- EXERCISE DESCRIPTION
Collect the lines of the entries where "Support" shows up.

— start of RECORDS PROVIDED —

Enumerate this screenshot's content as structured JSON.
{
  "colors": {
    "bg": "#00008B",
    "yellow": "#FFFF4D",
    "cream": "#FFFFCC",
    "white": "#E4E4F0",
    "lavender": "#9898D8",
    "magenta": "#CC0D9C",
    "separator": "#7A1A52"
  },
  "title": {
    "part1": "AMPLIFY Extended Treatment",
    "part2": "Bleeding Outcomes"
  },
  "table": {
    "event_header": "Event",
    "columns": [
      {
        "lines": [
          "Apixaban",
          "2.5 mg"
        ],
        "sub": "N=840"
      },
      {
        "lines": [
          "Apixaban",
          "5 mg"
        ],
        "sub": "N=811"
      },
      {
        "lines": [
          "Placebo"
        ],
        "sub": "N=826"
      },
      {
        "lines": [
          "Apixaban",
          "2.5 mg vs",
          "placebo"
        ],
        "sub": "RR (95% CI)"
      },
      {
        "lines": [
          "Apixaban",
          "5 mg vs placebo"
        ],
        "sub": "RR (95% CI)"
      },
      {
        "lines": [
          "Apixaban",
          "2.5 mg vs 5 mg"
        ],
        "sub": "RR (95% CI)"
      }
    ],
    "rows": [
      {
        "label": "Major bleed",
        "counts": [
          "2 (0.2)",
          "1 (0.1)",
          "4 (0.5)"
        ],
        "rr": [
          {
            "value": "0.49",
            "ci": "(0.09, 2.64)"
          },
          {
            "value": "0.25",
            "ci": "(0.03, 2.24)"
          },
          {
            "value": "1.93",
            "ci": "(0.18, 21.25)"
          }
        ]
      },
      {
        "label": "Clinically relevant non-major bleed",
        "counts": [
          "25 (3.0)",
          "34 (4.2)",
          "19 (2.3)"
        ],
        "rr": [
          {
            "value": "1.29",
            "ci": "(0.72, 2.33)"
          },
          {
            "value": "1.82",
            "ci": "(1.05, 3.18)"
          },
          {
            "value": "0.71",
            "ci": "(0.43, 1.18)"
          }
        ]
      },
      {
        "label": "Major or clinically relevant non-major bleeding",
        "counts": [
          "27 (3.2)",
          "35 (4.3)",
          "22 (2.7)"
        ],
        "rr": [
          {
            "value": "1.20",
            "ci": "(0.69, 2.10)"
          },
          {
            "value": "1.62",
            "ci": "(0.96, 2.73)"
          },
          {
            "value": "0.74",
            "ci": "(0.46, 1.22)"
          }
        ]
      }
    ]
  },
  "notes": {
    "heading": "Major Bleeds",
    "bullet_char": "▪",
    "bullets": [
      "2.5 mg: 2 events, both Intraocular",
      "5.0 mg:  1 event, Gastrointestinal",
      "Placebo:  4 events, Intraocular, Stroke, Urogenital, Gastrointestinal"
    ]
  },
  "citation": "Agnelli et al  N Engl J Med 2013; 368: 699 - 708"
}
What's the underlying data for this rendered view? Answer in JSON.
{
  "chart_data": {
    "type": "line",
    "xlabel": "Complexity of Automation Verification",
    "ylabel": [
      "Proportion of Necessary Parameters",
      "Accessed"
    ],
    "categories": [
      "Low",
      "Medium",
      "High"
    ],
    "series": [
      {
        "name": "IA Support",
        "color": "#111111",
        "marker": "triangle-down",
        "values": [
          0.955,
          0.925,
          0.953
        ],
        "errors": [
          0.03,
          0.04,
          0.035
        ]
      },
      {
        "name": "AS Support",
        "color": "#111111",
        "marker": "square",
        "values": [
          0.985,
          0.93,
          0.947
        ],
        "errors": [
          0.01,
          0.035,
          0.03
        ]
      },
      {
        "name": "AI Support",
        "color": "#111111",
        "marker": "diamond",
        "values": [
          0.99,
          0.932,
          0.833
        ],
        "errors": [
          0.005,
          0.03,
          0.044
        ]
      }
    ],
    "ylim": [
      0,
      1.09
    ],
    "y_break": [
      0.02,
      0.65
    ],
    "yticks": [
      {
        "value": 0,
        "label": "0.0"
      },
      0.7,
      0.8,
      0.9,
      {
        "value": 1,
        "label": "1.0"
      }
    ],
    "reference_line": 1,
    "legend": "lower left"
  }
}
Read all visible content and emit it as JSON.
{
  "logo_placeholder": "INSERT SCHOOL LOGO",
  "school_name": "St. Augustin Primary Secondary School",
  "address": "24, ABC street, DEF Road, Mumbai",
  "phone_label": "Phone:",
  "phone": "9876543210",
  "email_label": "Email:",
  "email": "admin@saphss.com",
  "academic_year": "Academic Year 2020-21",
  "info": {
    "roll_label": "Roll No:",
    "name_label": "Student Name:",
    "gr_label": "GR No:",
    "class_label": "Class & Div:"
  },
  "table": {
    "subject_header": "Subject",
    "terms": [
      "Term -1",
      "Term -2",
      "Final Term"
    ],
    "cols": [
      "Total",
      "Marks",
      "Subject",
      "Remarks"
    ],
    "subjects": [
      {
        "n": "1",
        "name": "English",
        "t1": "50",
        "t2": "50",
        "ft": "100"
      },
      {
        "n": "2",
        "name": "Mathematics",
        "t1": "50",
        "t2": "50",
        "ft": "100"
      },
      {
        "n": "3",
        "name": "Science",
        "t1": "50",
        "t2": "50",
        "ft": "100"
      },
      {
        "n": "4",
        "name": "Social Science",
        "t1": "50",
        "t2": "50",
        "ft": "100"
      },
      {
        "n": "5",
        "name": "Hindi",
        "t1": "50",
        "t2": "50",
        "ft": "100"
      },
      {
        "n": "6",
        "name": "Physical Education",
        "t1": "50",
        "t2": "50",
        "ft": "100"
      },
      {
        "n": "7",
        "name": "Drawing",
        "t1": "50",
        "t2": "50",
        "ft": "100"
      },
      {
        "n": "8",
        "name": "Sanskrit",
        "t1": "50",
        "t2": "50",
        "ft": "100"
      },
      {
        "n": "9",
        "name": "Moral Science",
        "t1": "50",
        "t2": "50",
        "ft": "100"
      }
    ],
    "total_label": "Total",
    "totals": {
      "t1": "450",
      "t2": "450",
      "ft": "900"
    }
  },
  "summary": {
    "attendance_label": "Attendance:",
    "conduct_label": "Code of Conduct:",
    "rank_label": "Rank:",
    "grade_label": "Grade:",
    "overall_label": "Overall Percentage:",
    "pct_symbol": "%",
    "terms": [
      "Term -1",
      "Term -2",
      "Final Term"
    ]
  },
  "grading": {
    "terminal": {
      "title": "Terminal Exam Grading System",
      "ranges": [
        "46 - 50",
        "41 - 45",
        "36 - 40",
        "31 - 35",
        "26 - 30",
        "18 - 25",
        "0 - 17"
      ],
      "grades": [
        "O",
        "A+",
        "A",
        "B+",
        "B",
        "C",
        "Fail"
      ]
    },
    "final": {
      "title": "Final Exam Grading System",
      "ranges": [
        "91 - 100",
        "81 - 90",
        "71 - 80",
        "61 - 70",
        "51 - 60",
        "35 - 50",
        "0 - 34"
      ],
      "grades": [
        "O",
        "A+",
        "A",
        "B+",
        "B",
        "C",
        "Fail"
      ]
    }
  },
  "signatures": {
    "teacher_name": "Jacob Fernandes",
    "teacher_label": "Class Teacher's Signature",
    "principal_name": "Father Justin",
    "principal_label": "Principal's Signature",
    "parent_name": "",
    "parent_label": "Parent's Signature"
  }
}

— end of RECORDS PROVIDED —

- WRITTEN SOLUTION
        "name": "IA Support",
        "name": "AS Support",
        "name": "AI Support",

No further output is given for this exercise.